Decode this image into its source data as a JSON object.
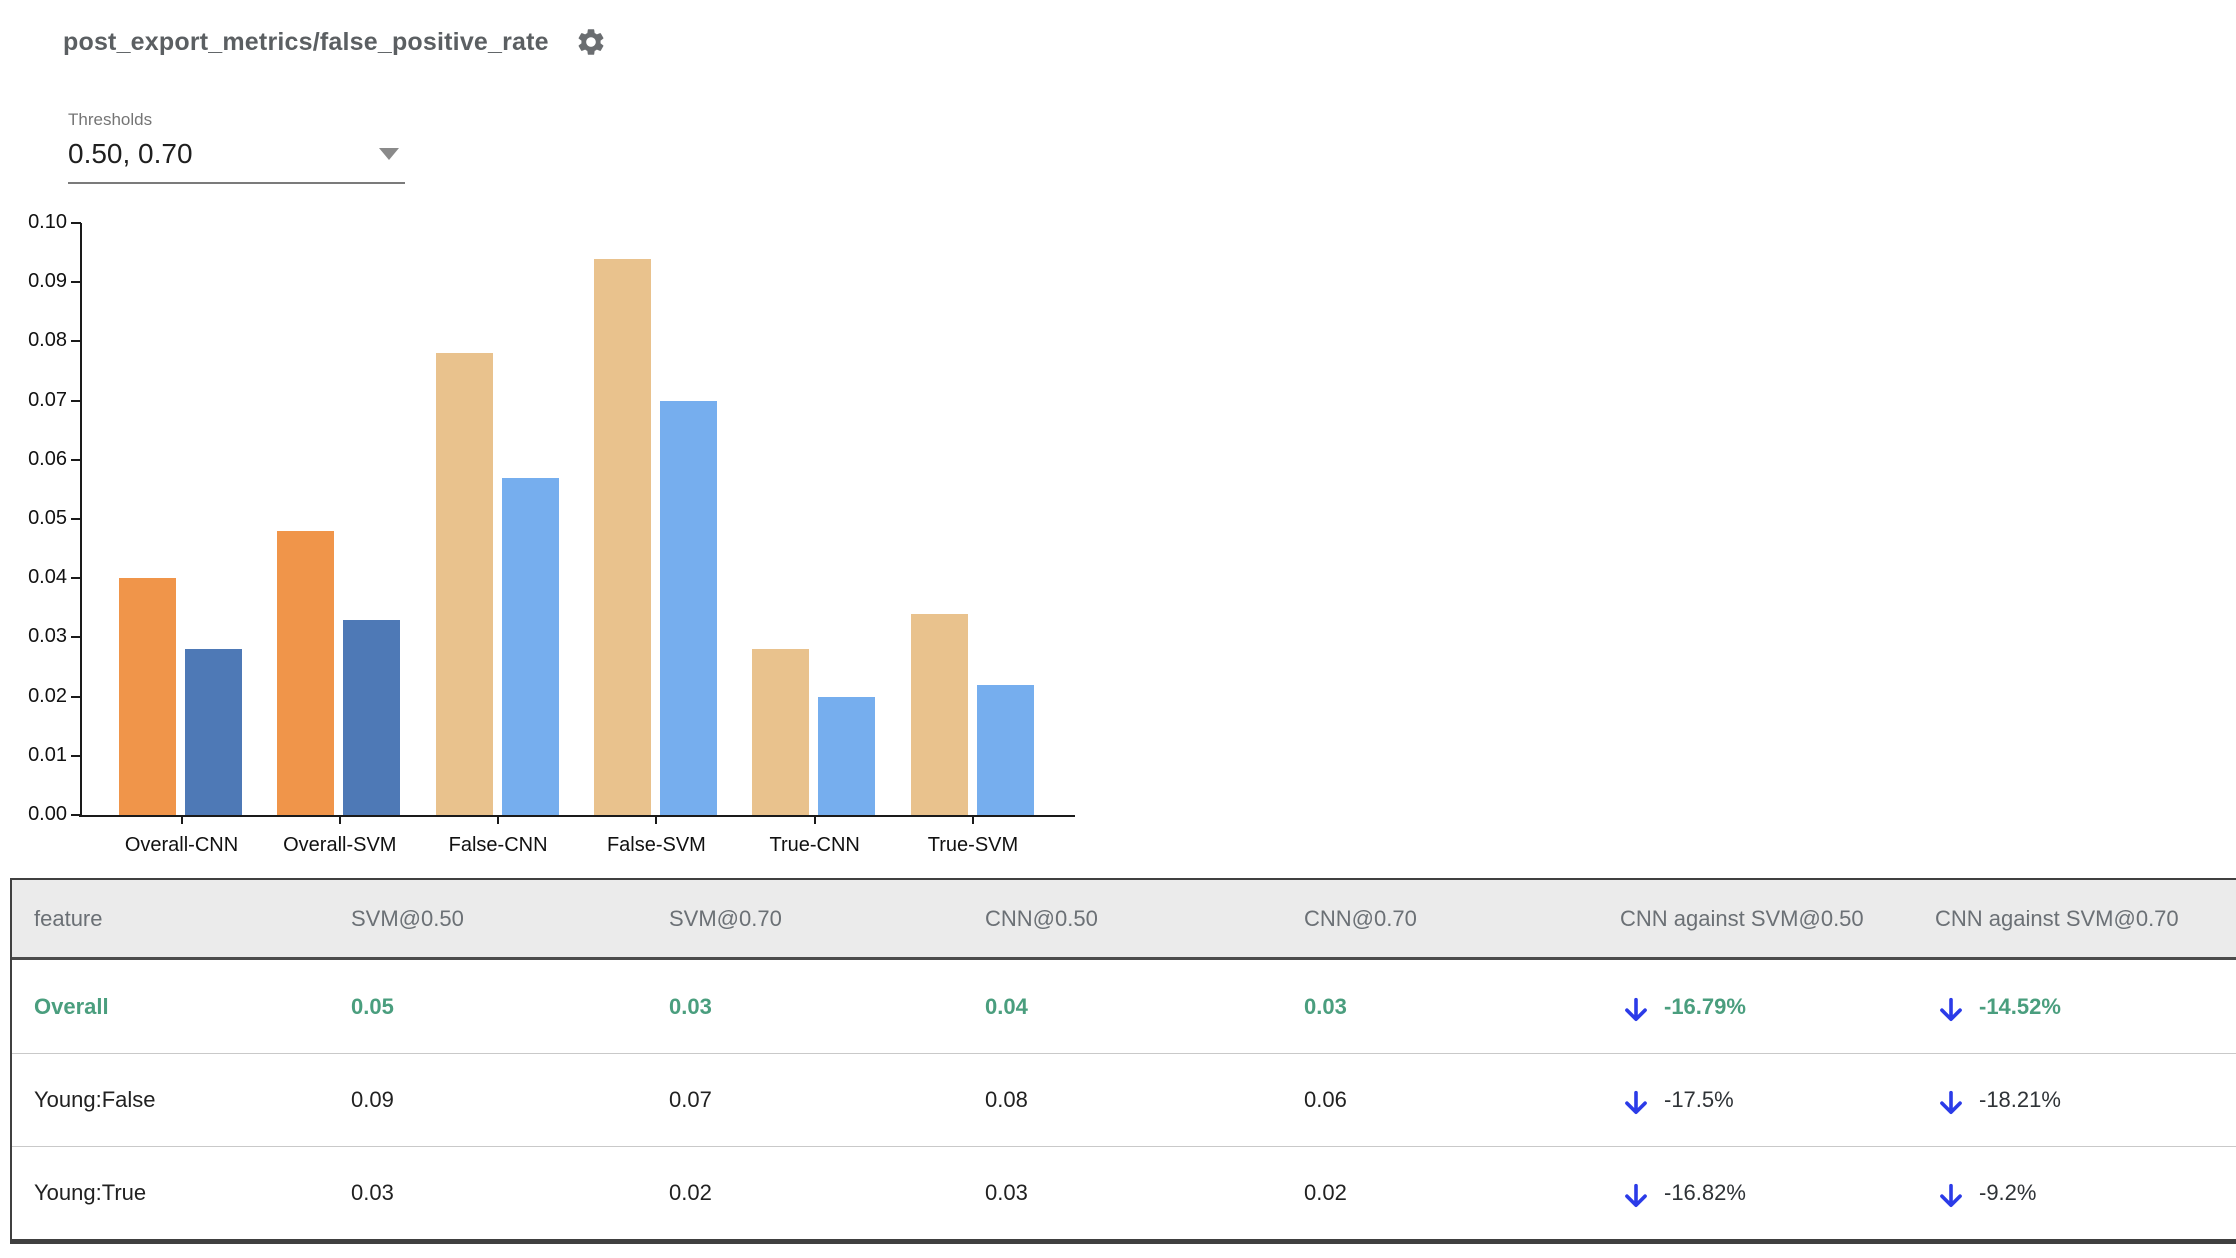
{
  "header": {
    "title": "post_export_metrics/false_positive_rate"
  },
  "thresholds": {
    "label": "Thresholds",
    "value": "0.50, 0.70"
  },
  "chart_data": {
    "type": "bar",
    "title": "post_export_metrics/false_positive_rate",
    "categories": [
      "Overall-CNN",
      "Overall-SVM",
      "False-CNN",
      "False-SVM",
      "True-CNN",
      "True-SVM"
    ],
    "series": [
      {
        "name": "threshold 0.50",
        "values": [
          0.04,
          0.048,
          0.078,
          0.094,
          0.028,
          0.034
        ],
        "colors": [
          "#f0954a",
          "#f0954a",
          "#e9c28d",
          "#e9c28d",
          "#e9c28d",
          "#e9c28d"
        ]
      },
      {
        "name": "threshold 0.70",
        "values": [
          0.028,
          0.033,
          0.057,
          0.07,
          0.02,
          0.022
        ],
        "colors": [
          "#4e79b6",
          "#4e79b6",
          "#76aeee",
          "#76aeee",
          "#76aeee",
          "#76aeee"
        ]
      }
    ],
    "xlabel": "",
    "ylabel": "",
    "ylim": [
      0,
      0.1
    ],
    "ytick_step": 0.01,
    "grid": false,
    "legend": "none"
  },
  "table": {
    "columns": [
      "feature",
      "SVM@0.50",
      "SVM@0.70",
      "CNN@0.50",
      "CNN@0.70",
      "CNN against SVM@0.50",
      "CNN against SVM@0.70"
    ],
    "rows": [
      {
        "feature": "Overall",
        "values": [
          "0.05",
          "0.03",
          "0.04",
          "0.03"
        ],
        "deltas": [
          "-16.79%",
          "-14.52%"
        ],
        "highlight": true
      },
      {
        "feature": "Young:False",
        "values": [
          "0.09",
          "0.07",
          "0.08",
          "0.06"
        ],
        "deltas": [
          "-17.5%",
          "-18.21%"
        ],
        "highlight": false
      },
      {
        "feature": "Young:True",
        "values": [
          "0.03",
          "0.02",
          "0.03",
          "0.02"
        ],
        "deltas": [
          "-16.82%",
          "-9.2%"
        ],
        "highlight": false
      }
    ]
  },
  "colors": {
    "accent_green": "#4a9e7e",
    "arrow_blue": "#2b3be8",
    "header_bg": "#ebebeb",
    "header_text": "#6b7075",
    "title_text": "#5b5f62",
    "bar_overall_t50": "#f0954a",
    "bar_overall_t70": "#4e79b6",
    "bar_slice_t50": "#e9c28d",
    "bar_slice_t70": "#76aeee"
  }
}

■ TO DO
Retype all entries exactly as they appear, dropping the images.

■ SOLVED EXERCISE
Decode this image into its source data as a JSON object.
{
  "header": {
    "title": "post_export_metrics/false_positive_rate"
  },
  "thresholds": {
    "label": "Thresholds",
    "value": "0.50, 0.70"
  },
  "chart_data": {
    "type": "bar",
    "title": "post_export_metrics/false_positive_rate",
    "categories": [
      "Overall-CNN",
      "Overall-SVM",
      "False-CNN",
      "False-SVM",
      "True-CNN",
      "True-SVM"
    ],
    "series": [
      {
        "name": "threshold 0.50",
        "values": [
          0.04,
          0.048,
          0.078,
          0.094,
          0.028,
          0.034
        ],
        "colors": [
          "#f0954a",
          "#f0954a",
          "#e9c28d",
          "#e9c28d",
          "#e9c28d",
          "#e9c28d"
        ]
      },
      {
        "name": "threshold 0.70",
        "values": [
          0.028,
          0.033,
          0.057,
          0.07,
          0.02,
          0.022
        ],
        "colors": [
          "#4e79b6",
          "#4e79b6",
          "#76aeee",
          "#76aeee",
          "#76aeee",
          "#76aeee"
        ]
      }
    ],
    "xlabel": "",
    "ylabel": "",
    "ylim": [
      0,
      0.1
    ],
    "ytick_step": 0.01,
    "grid": false,
    "legend": "none"
  },
  "table": {
    "columns": [
      "feature",
      "SVM@0.50",
      "SVM@0.70",
      "CNN@0.50",
      "CNN@0.70",
      "CNN against SVM@0.50",
      "CNN against SVM@0.70"
    ],
    "rows": [
      {
        "feature": "Overall",
        "values": [
          "0.05",
          "0.03",
          "0.04",
          "0.03"
        ],
        "deltas": [
          "-16.79%",
          "-14.52%"
        ],
        "highlight": true
      },
      {
        "feature": "Young:False",
        "values": [
          "0.09",
          "0.07",
          "0.08",
          "0.06"
        ],
        "deltas": [
          "-17.5%",
          "-18.21%"
        ],
        "highlight": false
      },
      {
        "feature": "Young:True",
        "values": [
          "0.03",
          "0.02",
          "0.03",
          "0.02"
        ],
        "deltas": [
          "-16.82%",
          "-9.2%"
        ],
        "highlight": false
      }
    ]
  },
  "colors": {
    "accent_green": "#4a9e7e",
    "arrow_blue": "#2b3be8",
    "header_bg": "#ebebeb",
    "header_text": "#6b7075",
    "title_text": "#5b5f62",
    "bar_overall_t50": "#f0954a",
    "bar_overall_t70": "#4e79b6",
    "bar_slice_t50": "#e9c28d",
    "bar_slice_t70": "#76aeee"
  }
}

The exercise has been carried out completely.